== Aim of the task ==
Which lines have the string "zoom"? Copy all of them from the entries below.

== Supplied material ==
......
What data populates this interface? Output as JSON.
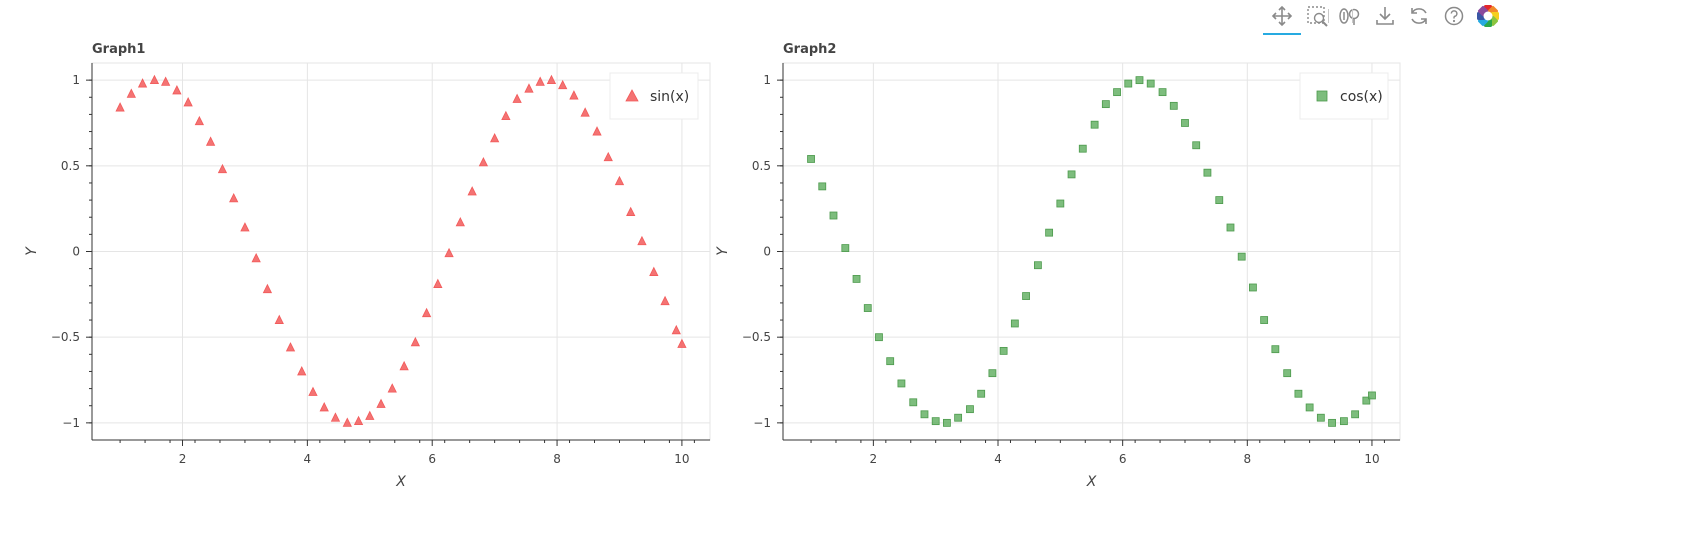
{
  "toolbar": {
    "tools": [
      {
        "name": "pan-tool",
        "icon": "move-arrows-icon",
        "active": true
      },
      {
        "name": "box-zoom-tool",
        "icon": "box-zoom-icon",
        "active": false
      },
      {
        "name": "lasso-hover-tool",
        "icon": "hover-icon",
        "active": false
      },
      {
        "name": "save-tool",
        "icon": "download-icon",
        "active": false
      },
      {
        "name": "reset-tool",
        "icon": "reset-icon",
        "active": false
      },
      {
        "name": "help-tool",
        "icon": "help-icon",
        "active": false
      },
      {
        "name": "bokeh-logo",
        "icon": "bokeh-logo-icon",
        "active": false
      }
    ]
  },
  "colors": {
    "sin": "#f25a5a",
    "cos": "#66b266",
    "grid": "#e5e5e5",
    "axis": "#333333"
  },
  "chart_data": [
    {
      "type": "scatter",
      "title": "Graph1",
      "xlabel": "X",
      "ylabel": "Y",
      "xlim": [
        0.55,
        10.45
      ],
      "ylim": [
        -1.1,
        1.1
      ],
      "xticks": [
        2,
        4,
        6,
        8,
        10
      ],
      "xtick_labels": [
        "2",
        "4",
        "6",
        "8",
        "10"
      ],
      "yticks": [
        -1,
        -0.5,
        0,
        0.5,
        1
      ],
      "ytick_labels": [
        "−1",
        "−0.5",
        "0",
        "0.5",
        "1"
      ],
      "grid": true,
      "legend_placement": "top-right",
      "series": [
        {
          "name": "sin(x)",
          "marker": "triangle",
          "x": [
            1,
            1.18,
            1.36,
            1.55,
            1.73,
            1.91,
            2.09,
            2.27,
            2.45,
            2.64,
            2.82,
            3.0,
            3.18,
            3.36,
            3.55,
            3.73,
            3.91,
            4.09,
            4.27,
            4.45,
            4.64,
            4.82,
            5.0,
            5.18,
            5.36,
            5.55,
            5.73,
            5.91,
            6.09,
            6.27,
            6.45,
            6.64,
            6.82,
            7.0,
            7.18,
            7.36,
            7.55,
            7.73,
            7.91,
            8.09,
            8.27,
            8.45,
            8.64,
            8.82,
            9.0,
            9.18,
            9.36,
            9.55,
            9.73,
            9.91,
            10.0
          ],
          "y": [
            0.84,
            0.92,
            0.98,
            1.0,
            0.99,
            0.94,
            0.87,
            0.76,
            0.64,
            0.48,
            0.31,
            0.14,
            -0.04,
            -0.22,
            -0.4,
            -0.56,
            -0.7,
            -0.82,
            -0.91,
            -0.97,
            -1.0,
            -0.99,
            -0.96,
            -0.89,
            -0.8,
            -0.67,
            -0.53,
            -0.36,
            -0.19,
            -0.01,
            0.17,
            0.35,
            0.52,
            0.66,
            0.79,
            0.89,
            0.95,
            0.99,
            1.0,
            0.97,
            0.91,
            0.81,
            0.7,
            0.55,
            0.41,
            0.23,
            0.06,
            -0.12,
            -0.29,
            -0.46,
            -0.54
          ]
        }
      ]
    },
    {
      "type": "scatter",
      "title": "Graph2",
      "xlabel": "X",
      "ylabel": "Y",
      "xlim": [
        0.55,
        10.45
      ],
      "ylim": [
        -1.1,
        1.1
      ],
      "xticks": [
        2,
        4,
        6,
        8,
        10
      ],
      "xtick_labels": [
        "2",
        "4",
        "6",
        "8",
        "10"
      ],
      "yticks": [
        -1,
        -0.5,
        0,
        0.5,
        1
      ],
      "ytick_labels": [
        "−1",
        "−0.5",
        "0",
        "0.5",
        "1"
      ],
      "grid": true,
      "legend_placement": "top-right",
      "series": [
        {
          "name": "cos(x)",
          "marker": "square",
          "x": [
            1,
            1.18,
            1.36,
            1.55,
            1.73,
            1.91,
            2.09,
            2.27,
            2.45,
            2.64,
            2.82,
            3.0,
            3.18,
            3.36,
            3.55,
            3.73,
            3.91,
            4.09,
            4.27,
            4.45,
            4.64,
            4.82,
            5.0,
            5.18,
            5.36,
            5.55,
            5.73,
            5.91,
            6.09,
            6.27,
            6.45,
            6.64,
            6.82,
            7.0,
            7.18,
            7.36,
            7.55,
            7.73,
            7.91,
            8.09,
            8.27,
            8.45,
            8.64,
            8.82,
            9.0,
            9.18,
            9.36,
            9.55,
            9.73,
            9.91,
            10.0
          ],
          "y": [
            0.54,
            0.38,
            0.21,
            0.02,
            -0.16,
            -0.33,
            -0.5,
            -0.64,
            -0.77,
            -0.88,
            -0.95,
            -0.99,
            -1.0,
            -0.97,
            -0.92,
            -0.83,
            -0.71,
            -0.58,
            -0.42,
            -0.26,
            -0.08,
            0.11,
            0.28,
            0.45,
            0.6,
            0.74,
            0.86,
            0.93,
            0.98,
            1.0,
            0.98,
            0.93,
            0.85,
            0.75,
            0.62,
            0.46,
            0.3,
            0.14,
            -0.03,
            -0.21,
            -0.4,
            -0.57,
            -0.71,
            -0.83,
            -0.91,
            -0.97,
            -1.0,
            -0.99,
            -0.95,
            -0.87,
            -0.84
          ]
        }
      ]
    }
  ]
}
......
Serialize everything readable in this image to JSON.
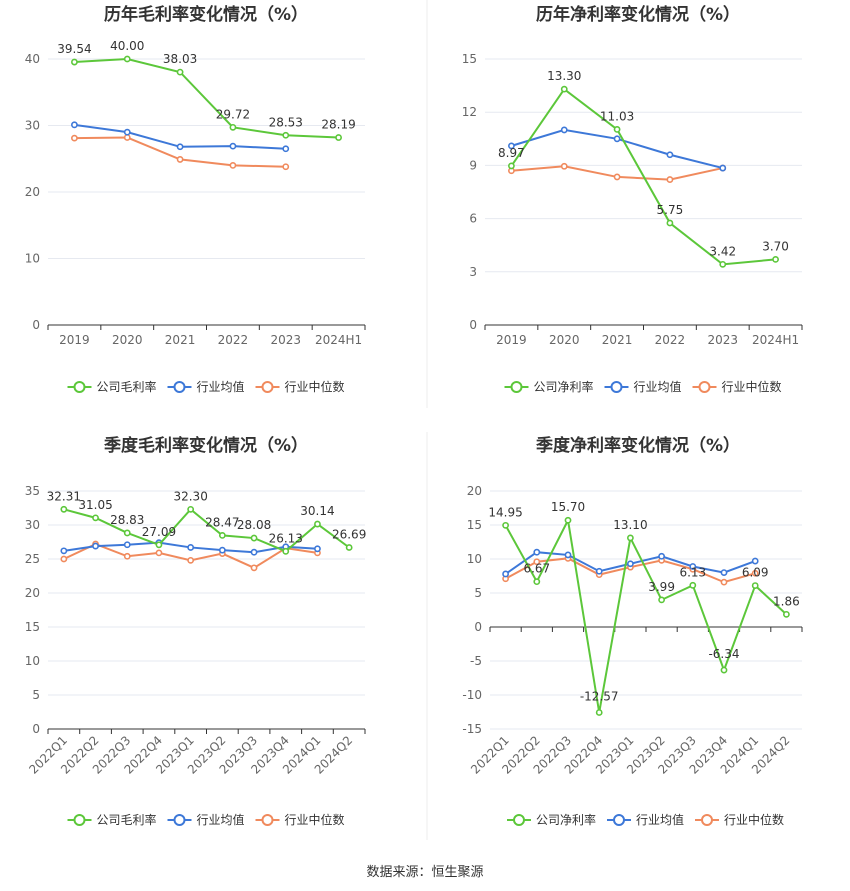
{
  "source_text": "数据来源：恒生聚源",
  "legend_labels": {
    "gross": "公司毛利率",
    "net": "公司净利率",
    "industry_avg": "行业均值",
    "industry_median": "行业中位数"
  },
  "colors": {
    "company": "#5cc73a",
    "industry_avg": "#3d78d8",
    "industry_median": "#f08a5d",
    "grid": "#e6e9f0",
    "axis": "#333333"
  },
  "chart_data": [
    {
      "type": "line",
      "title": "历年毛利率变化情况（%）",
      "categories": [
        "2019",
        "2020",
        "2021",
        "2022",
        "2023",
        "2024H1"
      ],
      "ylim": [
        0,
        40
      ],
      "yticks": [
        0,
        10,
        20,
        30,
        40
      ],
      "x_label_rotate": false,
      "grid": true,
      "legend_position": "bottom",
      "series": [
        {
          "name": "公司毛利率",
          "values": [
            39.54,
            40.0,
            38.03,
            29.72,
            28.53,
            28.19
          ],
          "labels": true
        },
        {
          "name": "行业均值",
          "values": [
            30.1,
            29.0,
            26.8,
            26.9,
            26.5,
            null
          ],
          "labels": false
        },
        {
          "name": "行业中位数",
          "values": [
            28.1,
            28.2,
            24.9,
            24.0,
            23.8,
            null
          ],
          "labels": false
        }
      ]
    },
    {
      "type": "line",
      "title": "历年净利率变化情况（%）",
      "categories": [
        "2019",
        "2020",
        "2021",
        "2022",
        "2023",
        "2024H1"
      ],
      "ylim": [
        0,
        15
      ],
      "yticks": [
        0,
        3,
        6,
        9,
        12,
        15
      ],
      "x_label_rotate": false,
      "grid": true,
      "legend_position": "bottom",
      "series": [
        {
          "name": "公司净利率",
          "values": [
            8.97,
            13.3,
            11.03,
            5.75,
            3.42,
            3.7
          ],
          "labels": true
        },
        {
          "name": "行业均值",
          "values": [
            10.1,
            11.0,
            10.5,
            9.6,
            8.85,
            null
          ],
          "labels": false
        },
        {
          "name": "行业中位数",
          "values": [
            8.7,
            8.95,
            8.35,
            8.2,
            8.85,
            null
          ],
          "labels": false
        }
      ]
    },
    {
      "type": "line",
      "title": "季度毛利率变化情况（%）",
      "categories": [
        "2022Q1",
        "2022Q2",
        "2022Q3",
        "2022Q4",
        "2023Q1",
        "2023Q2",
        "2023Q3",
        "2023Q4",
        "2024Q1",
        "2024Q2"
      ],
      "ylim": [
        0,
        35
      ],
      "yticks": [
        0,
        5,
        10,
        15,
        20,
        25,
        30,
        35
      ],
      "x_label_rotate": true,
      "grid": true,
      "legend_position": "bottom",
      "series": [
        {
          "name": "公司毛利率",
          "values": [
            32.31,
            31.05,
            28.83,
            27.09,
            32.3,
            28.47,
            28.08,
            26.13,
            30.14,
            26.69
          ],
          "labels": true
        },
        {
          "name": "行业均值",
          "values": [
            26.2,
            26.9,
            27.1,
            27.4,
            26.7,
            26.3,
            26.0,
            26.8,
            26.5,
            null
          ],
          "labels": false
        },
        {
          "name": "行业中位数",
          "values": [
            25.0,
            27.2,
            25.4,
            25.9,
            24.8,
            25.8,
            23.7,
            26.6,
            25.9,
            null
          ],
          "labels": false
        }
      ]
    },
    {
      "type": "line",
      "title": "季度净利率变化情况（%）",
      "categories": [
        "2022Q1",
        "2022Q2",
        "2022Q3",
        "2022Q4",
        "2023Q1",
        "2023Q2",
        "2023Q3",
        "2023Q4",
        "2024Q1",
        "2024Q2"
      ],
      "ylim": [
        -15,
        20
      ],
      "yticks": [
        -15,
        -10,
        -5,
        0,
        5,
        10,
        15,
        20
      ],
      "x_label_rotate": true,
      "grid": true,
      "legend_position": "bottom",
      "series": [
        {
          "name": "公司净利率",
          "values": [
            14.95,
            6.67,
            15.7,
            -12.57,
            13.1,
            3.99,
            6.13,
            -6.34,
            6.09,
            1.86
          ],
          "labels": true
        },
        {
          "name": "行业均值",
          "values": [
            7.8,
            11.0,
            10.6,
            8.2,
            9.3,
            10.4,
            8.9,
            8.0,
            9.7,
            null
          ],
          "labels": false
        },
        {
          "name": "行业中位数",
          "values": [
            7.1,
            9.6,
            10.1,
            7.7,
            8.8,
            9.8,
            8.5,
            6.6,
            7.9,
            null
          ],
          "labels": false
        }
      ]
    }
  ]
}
......
== The response ==
        "name": "box-zoom-tool",
        "icon": "box-zoom-icon",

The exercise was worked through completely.